*Document*.
-- -- --

Budgeting with locked options is like booking a flight with fixed dates and conditions. It is cheaper, but there is no option. Options have value, as the model of Real Options by Christ Mattsreflects. Not offering options increases the cost of our fear of being reckless with a company’s money. 

4) Risk management vs emerging architecture

Locking our options with early decisions about a future product’s architecture is another way we address our need of being reassured that the future will behave as we want it to.  Personally, I am still recovering from IT architecture committees I was in many, many years ago ;). The protocol is the following: a lot of truly talented experts meet to analyse the risks of the future and address them with a list of operational actions or adequate designing. Usually these Risk Management committees end up with a deferred decision, as a new risk is discovered as the committee meeting is closing, and has to be addressed and discussed over the next one. 

As an example, think of a couple of multi-skilled teams: product owners, business analysts, testers. These teams can move forward only using the models other teams of architects have defined and validated. If an architect’s responsibility is to create the exhaustive no-risk architecture for a full information system, giving it a go is a scary decision. In this situation, the effect of the preserving behaviour is the following: 

After costly meetings, the only decision is to defer decisions.

While analysing risks, no solution is emerging and no value reaches the customer. 

In the meantime, delivery teams are blocked, and at the same time assessed as not being fast enough in delivery and/or not doing things in the – as yet undecided - “state of art”. 

The cost of fear is the cost of focusing on risk management.

The cost of fear is the cost of mutual blame in a blocked situation. 

How to reduce the cost of fear?

Well, part of the answer is in the titles of the paragraphs above, but to pin it in only one word, it would be: experiment! 

Experimentation has magic powers for two reasons. One is the mindset trigger where we know we are allowed to both try andto be wrong. Another one is the reinforcement of the organisation’s learning path. Moreover, as individuals we are rewarded when true learning is fun; learning is true food that keeps our brain happy.

-- -- --

Some rows
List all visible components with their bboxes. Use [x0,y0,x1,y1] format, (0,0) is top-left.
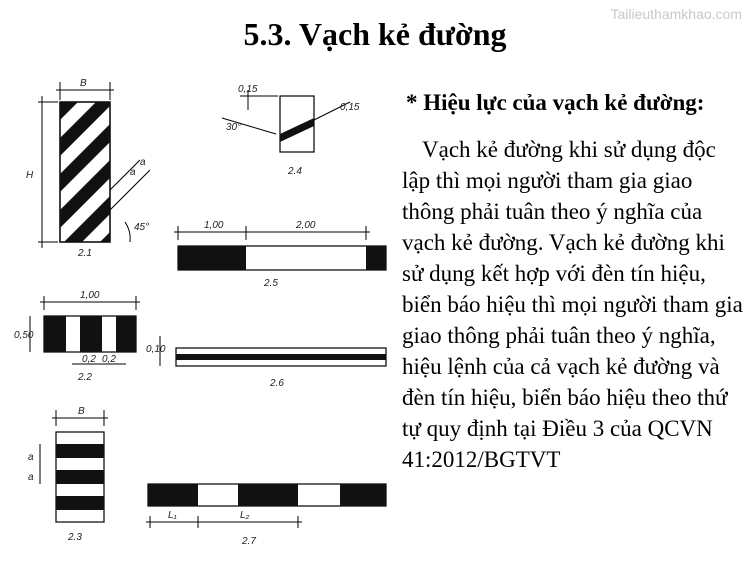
f23-a1: a [28,452,34,463]
f22-caption: 2.2 [78,372,92,383]
f21-a2: a [140,157,146,168]
watermark: Tailieuthamkhao.com [610,6,742,22]
figure-2-2 [14,290,140,383]
f27-caption: 2.7 [242,536,256,547]
f27-l2: L₂ [240,510,250,521]
f23-width-label: B [78,406,85,417]
page-title: 5.3. Vạch kẻ đường [243,16,507,52]
figure-2-7 [146,484,386,547]
f22-d2: 0,2 [102,354,116,365]
figure-2-1 [26,70,150,320]
f24-dim1: 0,15 [238,84,258,95]
f21-angle-label: 45° [134,222,150,233]
figure-2-4 [222,84,360,177]
f23-caption: 2.3 [68,532,82,543]
f22-top-dim: 1,00 [80,290,100,301]
figure-2-6 [146,336,386,389]
f24-caption: 2.4 [288,166,302,177]
f21-width-label: B [80,78,87,89]
f22-d1: 0,2 [82,354,96,365]
f22-side-dim: 0,50 [14,330,34,341]
figure-2-5 [174,220,386,289]
body-paragraph: Vạch kẻ đường khi sử dụng độc lập thì mọi người tham gia giao thông phải tuân theo ý nghĩa của vạch kẻ đường. Vạch kẻ đường khi sử dụng kết hợp với đèn tín hiệu, biển báo hiệu thì mọi người tham gia giao thông phải tuân theo ý nghĩa, hiệu lệnh của cả vạch kẻ đường và đèn tín hiệu, biển báo hiệu theo thứ tự quy định tại Điều 3 của QCVN 41:2012/BGTVT [402,137,743,472]
road-marking-figure [0,70,400,550]
f21-height-label: H [26,170,34,181]
f25-caption: 2.5 [264,278,278,289]
f27-l1: L₁ [168,510,177,521]
f25-dim2: 2,00 [296,220,316,231]
figure-2-3 [28,406,108,543]
f21-caption: 2.1 [78,248,92,259]
section-heading: * Hiệu lực của vạch kẻ đường: [406,90,705,115]
f23-a2: a [28,472,34,483]
text-panel [400,90,745,475]
f24-angle: 30° [226,122,242,133]
f24-dim2: 0,15 [340,102,360,113]
f26-caption: 2.6 [270,378,284,389]
f26-dim: 0,10 [146,344,166,355]
f21-a1: a [130,167,136,178]
f25-dim1: 1,00 [204,220,224,231]
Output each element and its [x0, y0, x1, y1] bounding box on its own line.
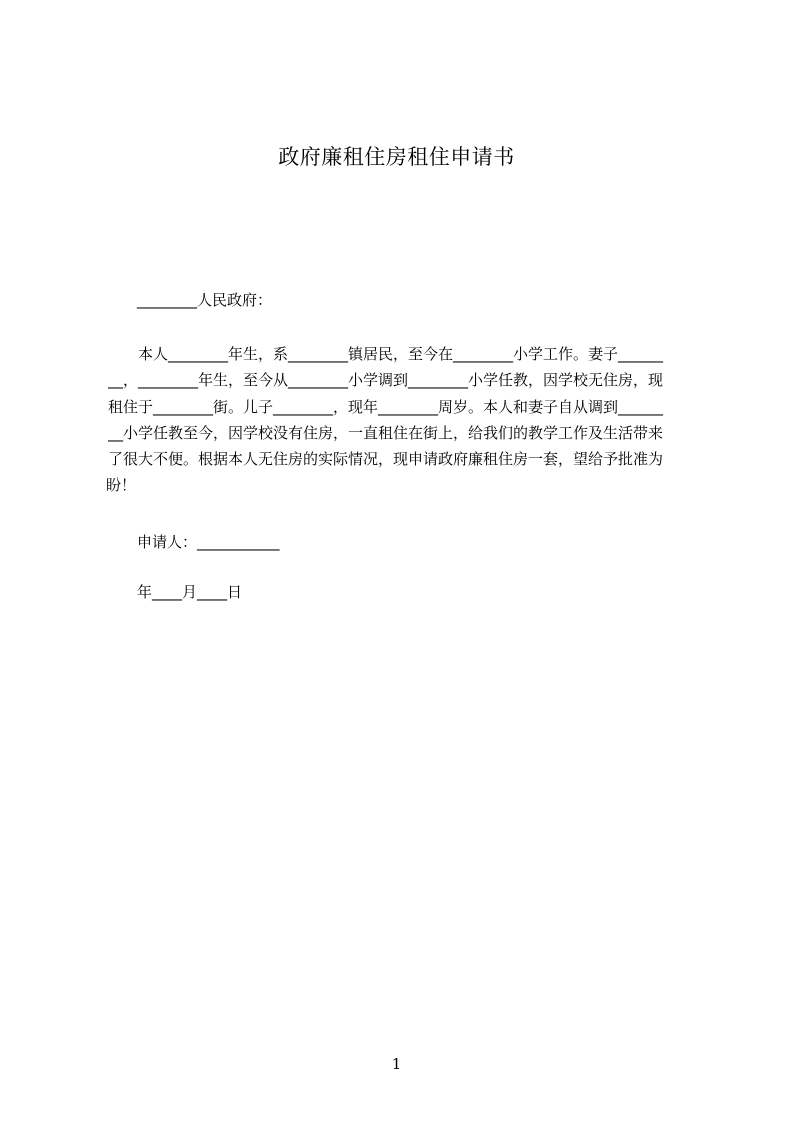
page-number: 1	[391, 1055, 402, 1073]
body-line-2: __，________年生，至今从________小学调到________小学任教，因学校无住房，现	[108, 371, 664, 390]
body-line-1: 本人________年生，系________镇居民，至今在________小学工作。妻子______	[138, 345, 664, 363]
body-line-6: 盼！	[106, 476, 137, 495]
applicant-signature-line: 申请人：___________	[137, 533, 280, 551]
application-body	[108, 343, 700, 501]
body-line-5: 了很大不便。根据本人无住房的实际情况，现申请政府廉租住房一套，望给予批准为	[108, 450, 664, 469]
body-line-3: 租住于________街。儿子________，现年________周岁。本人和妻子自从调到______	[108, 397, 664, 416]
addressee-line: ________人民政府：	[137, 291, 273, 309]
page-title: 政府廉租住房租住申请书	[278, 145, 515, 169]
date-line: 年____月____日	[137, 583, 243, 601]
body-line-4: __小学任教至今，因学校没有住房，一直租住在街上，给我们的教学工作及生活带来	[108, 423, 664, 442]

-- -- --

*Problems to solve*.
[A] Answer these questions about the passage on the cost of fear:
(i) What does the passage compare budgeting with locked options to?
(ii) What do the Risk Management committees usually end up with?
(iii) What single word does the passage give for how to reduce the cost of fear?
[B] Please write out the rows from the one containing "1055, 402, 1073]" down through the last row, substituting "text-line" for "body-line" wherever it occurs and leaving everything else unchanged.

*Responses*.
[A]
(i) Booking a flight with fixed dates and conditions.
(ii) A deferred decision.
(iii) Experiment.

[B]
page-number: 1	[391, 1055, 402, 1073]
text-line-2: __，________年生，至今从________小学调到________小学任教，因学校无住房，现	[108, 371, 664, 390]
text-line-1: 本人________年生，系________镇居民，至今在________小学工作。妻子______	[138, 345, 664, 363]
text-line-6: 盼！	[106, 476, 137, 495]
applicant-signature-line: 申请人：___________	[137, 533, 280, 551]
application-body	[108, 343, 700, 501]
text-line-5: 了很大不便。根据本人无住房的实际情况，现申请政府廉租住房一套，望给予批准为	[108, 450, 664, 469]
text-line-3: 租住于________街。儿子________，现年________周岁。本人和妻子自从调到______	[108, 397, 664, 416]
addressee-line: ________人民政府：	[137, 291, 273, 309]
page-title: 政府廉租住房租住申请书	[278, 145, 515, 169]
date-line: 年____月____日	[137, 583, 243, 601]
text-line-4: __小学任教至今，因学校没有住房，一直租住在街上，给我们的教学工作及生活带来	[108, 423, 664, 442]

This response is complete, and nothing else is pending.